● **GIVEN REQUEST**
Within this material, how many lines have the string "true" in them? The answer is a number, with nothing added.

### EXTRACTED RECORDS

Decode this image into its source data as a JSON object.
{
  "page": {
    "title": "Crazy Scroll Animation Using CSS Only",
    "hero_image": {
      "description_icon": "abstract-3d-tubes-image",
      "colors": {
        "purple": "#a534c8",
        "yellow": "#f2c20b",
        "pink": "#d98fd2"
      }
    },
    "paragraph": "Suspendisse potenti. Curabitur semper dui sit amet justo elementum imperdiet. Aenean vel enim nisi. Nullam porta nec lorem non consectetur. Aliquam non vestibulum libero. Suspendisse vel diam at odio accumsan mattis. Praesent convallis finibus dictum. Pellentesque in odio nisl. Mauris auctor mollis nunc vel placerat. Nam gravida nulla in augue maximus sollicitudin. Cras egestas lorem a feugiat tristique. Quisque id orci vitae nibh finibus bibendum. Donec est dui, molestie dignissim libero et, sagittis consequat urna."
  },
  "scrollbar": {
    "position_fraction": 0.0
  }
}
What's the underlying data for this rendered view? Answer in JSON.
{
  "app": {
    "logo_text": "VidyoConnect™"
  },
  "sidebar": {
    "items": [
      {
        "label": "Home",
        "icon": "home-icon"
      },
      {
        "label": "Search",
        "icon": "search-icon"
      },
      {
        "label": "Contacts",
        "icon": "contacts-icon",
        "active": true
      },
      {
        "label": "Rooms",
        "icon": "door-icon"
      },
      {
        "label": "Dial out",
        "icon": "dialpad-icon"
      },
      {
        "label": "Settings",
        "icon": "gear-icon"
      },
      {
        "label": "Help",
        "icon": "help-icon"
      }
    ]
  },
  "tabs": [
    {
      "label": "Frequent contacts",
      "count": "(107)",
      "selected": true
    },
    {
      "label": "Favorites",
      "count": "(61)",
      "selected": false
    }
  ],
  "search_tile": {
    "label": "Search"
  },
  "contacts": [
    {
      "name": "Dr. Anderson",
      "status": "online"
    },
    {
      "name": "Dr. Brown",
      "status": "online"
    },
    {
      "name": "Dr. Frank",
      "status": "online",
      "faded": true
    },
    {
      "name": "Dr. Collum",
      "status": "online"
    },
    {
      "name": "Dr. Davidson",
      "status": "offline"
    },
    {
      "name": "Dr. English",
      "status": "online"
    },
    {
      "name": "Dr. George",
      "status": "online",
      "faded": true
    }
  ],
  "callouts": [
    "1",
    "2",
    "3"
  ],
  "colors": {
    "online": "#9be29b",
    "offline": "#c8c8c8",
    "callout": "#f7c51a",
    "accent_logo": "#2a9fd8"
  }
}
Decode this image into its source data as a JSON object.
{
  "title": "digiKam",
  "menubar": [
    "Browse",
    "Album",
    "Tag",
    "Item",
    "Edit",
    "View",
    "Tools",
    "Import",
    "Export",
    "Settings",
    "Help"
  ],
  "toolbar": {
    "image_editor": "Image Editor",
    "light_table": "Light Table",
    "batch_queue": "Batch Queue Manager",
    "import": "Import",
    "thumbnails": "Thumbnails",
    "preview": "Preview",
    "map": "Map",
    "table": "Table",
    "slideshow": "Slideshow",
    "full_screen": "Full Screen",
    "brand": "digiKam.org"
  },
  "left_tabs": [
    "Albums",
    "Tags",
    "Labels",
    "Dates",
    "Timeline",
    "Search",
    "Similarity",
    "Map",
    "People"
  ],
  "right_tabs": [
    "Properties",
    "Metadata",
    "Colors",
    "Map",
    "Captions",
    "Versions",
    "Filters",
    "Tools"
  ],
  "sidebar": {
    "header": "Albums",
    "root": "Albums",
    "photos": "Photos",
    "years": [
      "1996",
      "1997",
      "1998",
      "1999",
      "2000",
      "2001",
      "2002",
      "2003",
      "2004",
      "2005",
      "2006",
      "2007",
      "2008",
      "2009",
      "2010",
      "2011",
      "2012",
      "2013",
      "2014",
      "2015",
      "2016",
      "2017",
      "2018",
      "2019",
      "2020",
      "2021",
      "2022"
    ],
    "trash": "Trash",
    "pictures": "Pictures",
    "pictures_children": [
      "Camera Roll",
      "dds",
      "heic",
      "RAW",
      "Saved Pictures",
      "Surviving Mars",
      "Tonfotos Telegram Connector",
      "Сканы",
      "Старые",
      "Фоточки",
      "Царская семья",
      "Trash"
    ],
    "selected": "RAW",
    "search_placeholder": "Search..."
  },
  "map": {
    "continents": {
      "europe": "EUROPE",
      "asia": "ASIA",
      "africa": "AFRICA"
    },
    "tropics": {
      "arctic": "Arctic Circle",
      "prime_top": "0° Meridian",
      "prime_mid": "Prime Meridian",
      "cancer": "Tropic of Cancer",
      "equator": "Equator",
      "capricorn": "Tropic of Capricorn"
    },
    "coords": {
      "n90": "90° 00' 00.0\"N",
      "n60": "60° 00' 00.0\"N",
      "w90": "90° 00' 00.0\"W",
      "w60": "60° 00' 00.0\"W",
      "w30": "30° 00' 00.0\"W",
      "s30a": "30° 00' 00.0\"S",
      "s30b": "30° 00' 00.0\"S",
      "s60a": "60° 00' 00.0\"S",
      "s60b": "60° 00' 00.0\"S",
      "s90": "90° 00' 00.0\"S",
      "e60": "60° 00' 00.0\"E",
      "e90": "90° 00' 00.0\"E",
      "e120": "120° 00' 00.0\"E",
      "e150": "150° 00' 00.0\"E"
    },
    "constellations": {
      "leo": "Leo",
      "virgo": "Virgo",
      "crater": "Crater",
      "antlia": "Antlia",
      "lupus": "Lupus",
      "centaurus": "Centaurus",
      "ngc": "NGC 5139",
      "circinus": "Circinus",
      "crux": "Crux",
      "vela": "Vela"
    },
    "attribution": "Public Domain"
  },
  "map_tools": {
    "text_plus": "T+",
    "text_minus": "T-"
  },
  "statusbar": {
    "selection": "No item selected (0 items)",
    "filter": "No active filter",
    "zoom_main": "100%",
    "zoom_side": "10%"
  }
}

######

● **SOLUTION**
4